--- Task goal ---
Pull each line holding the word "title" from the data.

═════ Record set

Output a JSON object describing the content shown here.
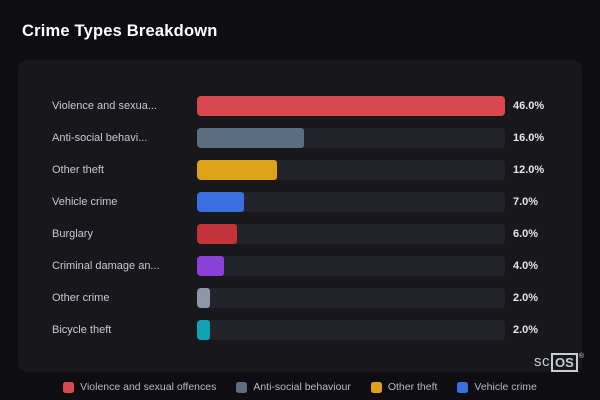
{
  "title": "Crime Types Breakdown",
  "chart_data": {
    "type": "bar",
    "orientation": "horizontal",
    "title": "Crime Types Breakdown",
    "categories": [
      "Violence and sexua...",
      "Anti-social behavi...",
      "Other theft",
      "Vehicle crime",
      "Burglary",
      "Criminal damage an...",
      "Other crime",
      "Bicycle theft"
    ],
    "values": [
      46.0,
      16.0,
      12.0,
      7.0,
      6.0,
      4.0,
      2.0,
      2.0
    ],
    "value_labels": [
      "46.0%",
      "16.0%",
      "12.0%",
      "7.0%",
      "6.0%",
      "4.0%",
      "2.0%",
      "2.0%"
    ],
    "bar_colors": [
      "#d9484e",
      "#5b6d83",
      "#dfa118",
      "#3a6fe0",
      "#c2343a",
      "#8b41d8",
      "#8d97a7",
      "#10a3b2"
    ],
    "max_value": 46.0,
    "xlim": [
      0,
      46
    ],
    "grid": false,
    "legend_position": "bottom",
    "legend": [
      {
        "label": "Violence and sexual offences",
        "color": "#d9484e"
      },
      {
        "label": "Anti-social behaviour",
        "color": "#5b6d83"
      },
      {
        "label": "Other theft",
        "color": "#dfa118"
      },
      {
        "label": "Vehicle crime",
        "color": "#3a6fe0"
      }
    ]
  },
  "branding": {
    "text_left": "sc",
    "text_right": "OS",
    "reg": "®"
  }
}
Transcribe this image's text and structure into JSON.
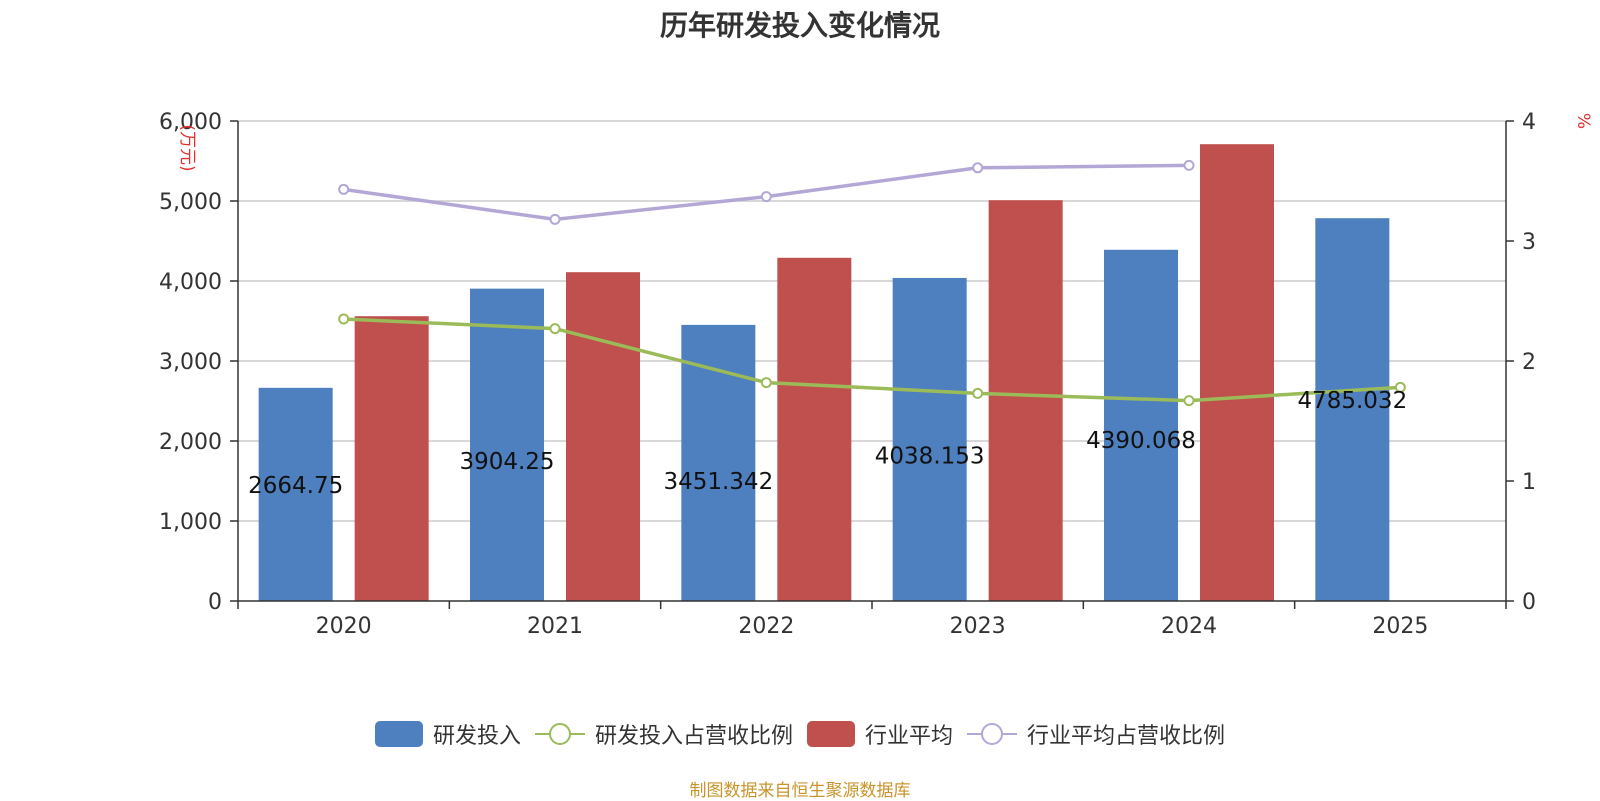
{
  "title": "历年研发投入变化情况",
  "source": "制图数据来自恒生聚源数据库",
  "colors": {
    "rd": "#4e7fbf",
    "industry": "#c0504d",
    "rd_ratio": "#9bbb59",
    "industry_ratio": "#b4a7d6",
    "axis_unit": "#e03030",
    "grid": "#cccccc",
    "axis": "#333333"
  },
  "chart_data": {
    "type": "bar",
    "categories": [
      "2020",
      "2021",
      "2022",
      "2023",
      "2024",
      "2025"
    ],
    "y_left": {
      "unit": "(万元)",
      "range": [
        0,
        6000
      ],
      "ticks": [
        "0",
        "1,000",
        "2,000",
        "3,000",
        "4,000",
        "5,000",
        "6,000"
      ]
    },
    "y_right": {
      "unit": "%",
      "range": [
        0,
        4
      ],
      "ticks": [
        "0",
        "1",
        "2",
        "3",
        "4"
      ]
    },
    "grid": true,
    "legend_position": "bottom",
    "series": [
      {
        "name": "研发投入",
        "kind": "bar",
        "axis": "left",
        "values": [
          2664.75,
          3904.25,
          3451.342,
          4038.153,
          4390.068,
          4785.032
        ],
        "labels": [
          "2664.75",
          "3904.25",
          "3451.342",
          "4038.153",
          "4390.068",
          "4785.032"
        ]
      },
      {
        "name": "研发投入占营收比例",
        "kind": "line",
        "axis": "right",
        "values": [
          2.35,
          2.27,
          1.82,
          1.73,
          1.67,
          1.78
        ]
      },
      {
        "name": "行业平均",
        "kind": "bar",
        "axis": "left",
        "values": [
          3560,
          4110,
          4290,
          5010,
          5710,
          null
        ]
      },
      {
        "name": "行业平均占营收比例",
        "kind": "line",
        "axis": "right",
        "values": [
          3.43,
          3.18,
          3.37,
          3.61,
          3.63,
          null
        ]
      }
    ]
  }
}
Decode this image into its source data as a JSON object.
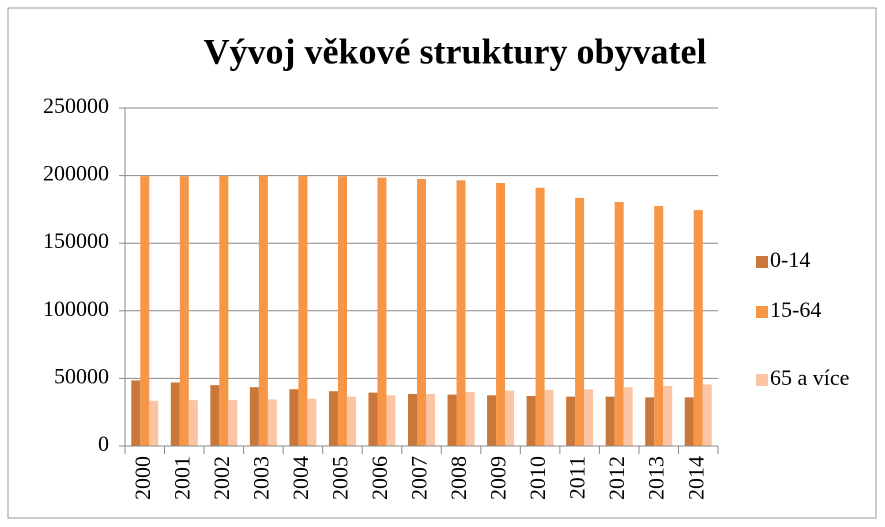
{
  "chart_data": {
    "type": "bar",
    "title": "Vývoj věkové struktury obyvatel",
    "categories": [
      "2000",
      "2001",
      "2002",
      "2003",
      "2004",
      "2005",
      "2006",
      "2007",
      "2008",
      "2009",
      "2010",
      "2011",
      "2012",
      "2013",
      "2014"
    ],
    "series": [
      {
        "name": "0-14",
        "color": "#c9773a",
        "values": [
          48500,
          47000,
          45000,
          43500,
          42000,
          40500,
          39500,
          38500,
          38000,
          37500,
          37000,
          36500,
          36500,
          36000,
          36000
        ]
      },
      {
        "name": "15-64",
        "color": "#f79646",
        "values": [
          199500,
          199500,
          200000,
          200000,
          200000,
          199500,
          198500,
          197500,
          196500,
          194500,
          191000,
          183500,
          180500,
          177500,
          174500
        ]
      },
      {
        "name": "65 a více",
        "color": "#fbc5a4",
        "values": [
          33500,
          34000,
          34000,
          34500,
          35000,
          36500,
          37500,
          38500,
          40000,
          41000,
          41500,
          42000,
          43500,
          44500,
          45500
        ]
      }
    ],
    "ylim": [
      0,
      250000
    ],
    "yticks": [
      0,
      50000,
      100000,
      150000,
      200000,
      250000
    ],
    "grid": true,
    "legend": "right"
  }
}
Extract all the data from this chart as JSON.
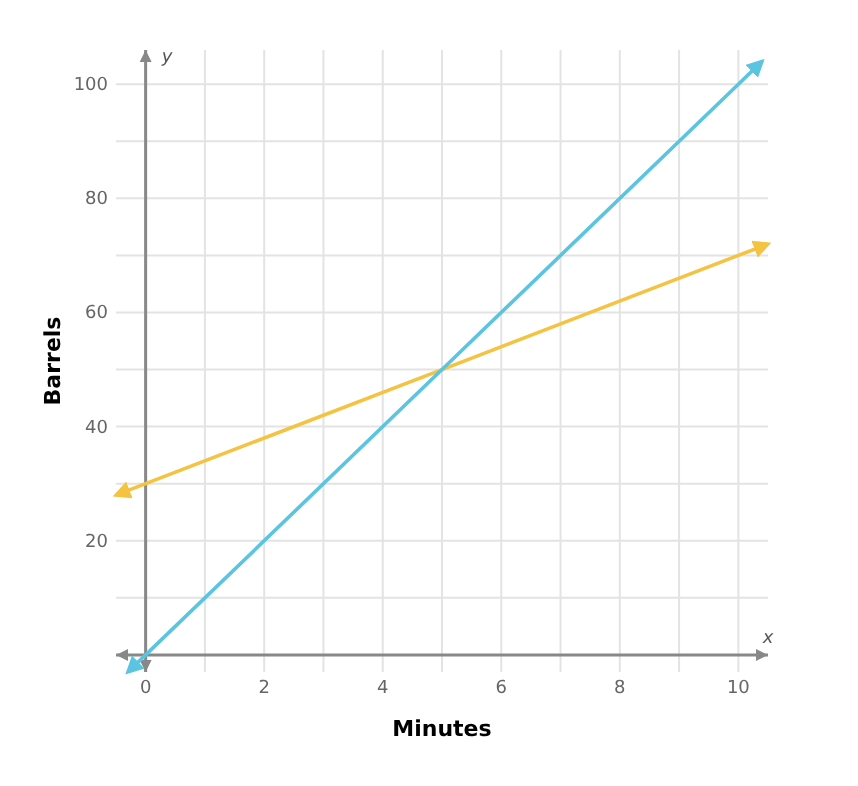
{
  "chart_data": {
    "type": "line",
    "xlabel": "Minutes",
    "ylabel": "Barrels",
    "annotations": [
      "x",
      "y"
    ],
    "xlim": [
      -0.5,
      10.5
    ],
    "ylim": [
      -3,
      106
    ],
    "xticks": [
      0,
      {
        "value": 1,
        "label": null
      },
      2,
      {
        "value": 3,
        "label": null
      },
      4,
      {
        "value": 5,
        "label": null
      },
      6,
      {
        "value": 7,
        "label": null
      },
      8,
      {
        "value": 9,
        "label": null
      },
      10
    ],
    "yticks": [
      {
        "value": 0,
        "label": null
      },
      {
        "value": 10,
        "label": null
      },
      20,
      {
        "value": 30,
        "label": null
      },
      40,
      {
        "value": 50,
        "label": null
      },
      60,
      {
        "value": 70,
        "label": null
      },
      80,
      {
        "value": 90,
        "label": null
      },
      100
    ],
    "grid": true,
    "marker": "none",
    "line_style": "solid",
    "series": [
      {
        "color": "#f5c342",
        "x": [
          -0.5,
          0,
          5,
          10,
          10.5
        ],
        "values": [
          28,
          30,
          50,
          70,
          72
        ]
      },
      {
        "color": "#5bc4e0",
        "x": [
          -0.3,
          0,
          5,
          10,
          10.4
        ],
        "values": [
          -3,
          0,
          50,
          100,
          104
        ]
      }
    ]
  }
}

══════════

--- Worked answer ---
  "title": "Crime Types Breakdown",
    "title": "Crime Types Breakdown",
  "title": "历年研发投入变化情况",
    "title": "Vývoj věkové struktury obyvatel",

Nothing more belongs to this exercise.